EXERCISE: Copy out the lines that include the word "JSON".

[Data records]
===
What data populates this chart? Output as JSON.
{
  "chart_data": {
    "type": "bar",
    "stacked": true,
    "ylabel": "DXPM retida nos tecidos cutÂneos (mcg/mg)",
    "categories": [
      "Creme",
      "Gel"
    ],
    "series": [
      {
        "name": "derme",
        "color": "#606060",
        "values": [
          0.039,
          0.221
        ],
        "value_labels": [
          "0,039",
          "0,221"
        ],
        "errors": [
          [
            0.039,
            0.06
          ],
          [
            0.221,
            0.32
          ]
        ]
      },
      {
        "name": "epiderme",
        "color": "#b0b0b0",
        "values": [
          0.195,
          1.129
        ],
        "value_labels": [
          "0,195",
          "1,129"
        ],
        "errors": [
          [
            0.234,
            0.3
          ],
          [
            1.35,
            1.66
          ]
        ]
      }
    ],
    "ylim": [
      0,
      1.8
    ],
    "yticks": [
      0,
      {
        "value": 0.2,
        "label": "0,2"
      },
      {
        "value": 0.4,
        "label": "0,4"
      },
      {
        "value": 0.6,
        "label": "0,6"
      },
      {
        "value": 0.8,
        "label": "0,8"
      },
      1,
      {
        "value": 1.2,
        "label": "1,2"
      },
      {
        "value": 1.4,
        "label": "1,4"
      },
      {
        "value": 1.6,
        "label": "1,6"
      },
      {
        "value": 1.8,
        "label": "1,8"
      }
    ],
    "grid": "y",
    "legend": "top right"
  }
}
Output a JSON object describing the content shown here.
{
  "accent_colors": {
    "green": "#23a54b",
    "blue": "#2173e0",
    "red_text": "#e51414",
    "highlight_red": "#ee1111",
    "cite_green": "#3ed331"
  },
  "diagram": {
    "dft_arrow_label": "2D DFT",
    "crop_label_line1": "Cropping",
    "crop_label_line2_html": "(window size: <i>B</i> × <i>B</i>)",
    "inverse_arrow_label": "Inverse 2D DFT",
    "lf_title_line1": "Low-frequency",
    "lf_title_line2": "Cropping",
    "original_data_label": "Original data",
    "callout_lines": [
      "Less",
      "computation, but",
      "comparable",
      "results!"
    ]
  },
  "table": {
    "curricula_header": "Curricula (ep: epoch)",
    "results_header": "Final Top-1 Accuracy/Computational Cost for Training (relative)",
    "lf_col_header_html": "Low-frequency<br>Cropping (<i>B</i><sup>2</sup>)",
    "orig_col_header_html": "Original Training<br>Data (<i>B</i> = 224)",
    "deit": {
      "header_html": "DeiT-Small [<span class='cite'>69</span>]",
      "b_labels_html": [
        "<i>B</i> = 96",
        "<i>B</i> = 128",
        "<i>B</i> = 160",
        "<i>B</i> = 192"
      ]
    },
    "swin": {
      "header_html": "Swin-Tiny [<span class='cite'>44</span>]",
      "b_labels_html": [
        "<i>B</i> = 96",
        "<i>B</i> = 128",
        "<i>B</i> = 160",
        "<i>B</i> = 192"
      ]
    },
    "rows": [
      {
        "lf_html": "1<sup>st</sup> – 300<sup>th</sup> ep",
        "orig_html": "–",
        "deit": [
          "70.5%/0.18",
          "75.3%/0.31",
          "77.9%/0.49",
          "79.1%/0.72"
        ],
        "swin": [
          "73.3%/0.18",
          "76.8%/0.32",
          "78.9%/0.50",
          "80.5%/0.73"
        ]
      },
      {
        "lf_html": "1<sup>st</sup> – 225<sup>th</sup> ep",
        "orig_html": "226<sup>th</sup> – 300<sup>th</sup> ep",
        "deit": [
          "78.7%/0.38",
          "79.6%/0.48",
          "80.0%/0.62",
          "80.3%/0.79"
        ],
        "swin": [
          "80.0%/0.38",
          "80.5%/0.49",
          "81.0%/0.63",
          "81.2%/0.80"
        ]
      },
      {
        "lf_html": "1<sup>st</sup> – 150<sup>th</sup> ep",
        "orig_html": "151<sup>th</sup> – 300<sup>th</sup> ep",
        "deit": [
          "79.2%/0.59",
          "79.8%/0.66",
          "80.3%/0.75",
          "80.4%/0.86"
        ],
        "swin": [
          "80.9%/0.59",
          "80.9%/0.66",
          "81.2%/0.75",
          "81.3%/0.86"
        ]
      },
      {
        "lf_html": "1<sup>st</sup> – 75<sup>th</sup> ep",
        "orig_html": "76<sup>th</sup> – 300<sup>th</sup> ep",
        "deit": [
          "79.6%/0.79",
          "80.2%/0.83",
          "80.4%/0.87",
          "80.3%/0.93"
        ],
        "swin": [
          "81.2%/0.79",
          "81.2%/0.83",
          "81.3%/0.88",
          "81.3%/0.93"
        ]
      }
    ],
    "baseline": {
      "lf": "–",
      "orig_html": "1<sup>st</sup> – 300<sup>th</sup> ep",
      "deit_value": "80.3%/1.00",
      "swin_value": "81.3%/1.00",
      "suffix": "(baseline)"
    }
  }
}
===
IN RESPONSE:
What data populates this chart? Output as JSON.
Output a JSON object describing the content shown here.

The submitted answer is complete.